Start of EXERCISE INPUTS
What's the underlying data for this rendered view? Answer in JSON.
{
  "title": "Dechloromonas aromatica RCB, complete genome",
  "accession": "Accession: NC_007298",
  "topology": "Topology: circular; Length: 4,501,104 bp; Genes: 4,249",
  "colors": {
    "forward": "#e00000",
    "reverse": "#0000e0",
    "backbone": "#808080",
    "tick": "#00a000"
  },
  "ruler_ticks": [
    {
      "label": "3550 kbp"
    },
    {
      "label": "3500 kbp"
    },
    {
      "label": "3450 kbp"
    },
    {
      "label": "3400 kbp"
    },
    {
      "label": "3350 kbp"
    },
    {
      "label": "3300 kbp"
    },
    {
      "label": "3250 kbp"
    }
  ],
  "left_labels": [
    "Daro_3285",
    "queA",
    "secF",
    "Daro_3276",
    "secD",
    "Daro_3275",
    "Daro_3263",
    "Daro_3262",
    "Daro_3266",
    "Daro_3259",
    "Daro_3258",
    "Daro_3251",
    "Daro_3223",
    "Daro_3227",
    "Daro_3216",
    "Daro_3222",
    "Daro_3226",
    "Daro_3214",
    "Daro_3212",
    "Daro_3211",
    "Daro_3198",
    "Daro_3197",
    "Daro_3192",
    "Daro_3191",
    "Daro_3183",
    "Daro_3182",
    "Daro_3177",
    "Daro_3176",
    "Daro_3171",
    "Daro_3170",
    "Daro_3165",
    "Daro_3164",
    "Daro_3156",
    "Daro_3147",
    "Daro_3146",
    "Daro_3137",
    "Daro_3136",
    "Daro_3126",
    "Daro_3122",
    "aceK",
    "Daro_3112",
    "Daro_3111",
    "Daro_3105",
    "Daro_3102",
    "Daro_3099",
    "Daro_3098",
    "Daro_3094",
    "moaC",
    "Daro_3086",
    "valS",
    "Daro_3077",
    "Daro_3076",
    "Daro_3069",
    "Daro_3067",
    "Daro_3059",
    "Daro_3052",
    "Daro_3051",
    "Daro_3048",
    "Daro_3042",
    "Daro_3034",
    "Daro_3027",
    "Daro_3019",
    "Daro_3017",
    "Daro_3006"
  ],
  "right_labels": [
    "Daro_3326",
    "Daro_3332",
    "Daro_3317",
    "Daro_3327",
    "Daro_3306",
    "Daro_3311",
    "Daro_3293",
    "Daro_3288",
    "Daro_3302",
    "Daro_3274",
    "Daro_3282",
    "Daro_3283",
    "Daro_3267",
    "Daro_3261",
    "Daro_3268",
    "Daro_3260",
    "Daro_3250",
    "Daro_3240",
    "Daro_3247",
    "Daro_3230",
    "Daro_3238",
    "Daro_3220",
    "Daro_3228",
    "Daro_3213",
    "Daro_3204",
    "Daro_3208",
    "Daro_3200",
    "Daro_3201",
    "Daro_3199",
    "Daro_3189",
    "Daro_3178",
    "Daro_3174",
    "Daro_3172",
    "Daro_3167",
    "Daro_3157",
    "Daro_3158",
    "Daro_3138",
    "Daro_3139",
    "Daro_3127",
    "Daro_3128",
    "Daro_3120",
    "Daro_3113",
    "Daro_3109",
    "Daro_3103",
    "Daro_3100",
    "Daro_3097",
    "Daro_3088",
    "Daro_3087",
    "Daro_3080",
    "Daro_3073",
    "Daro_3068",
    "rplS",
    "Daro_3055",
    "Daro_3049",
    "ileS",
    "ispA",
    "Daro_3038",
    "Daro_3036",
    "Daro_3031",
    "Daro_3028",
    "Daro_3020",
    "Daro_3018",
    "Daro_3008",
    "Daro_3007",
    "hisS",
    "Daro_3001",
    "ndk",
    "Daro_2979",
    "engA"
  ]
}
End of EXERCISE INPUTS
* [WHAT IS REQUIRED]
Retype the records above so that nothing differs from the original.

* [TASK OUTPUT]
What's the underlying data for this rendered view? Answer in JSON.
{
  "title": "Dechloromonas aromatica RCB, complete genome",
  "accession": "Accession: NC_007298",
  "topology": "Topology: circular; Length: 4,501,104 bp; Genes: 4,249",
  "colors": {
    "forward": "#e00000",
    "reverse": "#0000e0",
    "backbone": "#808080",
    "tick": "#00a000"
  },
  "ruler_ticks": [
    {
      "label": "3550 kbp"
    },
    {
      "label": "3500 kbp"
    },
    {
      "label": "3450 kbp"
    },
    {
      "label": "3400 kbp"
    },
    {
      "label": "3350 kbp"
    },
    {
      "label": "3300 kbp"
    },
    {
      "label": "3250 kbp"
    }
  ],
  "left_labels": [
    "Daro_3285",
    "queA",
    "secF",
    "Daro_3276",
    "secD",
    "Daro_3275",
    "Daro_3263",
    "Daro_3262",
    "Daro_3266",
    "Daro_3259",
    "Daro_3258",
    "Daro_3251",
    "Daro_3223",
    "Daro_3227",
    "Daro_3216",
    "Daro_3222",
    "Daro_3226",
    "Daro_3214",
    "Daro_3212",
    "Daro_3211",
    "Daro_3198",
    "Daro_3197",
    "Daro_3192",
    "Daro_3191",
    "Daro_3183",
    "Daro_3182",
    "Daro_3177",
    "Daro_3176",
    "Daro_3171",
    "Daro_3170",
    "Daro_3165",
    "Daro_3164",
    "Daro_3156",
    "Daro_3147",
    "Daro_3146",
    "Daro_3137",
    "Daro_3136",
    "Daro_3126",
    "Daro_3122",
    "aceK",
    "Daro_3112",
    "Daro_3111",
    "Daro_3105",
    "Daro_3102",
    "Daro_3099",
    "Daro_3098",
    "Daro_3094",
    "moaC",
    "Daro_3086",
    "valS",
    "Daro_3077",
    "Daro_3076",
    "Daro_3069",
    "Daro_3067",
    "Daro_3059",
    "Daro_3052",
    "Daro_3051",
    "Daro_3048",
    "Daro_3042",
    "Daro_3034",
    "Daro_3027",
    "Daro_3019",
    "Daro_3017",
    "Daro_3006"
  ],
  "right_labels": [
    "Daro_3326",
    "Daro_3332",
    "Daro_3317",
    "Daro_3327",
    "Daro_3306",
    "Daro_3311",
    "Daro_3293",
    "Daro_3288",
    "Daro_3302",
    "Daro_3274",
    "Daro_3282",
    "Daro_3283",
    "Daro_3267",
    "Daro_3261",
    "Daro_3268",
    "Daro_3260",
    "Daro_3250",
    "Daro_3240",
    "Daro_3247",
    "Daro_3230",
    "Daro_3238",
    "Daro_3220",
    "Daro_3228",
    "Daro_3213",
    "Daro_3204",
    "Daro_3208",
    "Daro_3200",
    "Daro_3201",
    "Daro_3199",
    "Daro_3189",
    "Daro_3178",
    "Daro_3174",
    "Daro_3172",
    "Daro_3167",
    "Daro_3157",
    "Daro_3158",
    "Daro_3138",
    "Daro_3139",
    "Daro_3127",
    "Daro_3128",
    "Daro_3120",
    "Daro_3113",
    "Daro_3109",
    "Daro_3103",
    "Daro_3100",
    "Daro_3097",
    "Daro_3088",
    "Daro_3087",
    "Daro_3080",
    "Daro_3073",
    "Daro_3068",
    "rplS",
    "Daro_3055",
    "Daro_3049",
    "ileS",
    "ispA",
    "Daro_3038",
    "Daro_3036",
    "Daro_3031",
    "Daro_3028",
    "Daro_3020",
    "Daro_3018",
    "Daro_3008",
    "Daro_3007",
    "hisS",
    "Daro_3001",
    "ndk",
    "Daro_2979",
    "engA"
  ]
}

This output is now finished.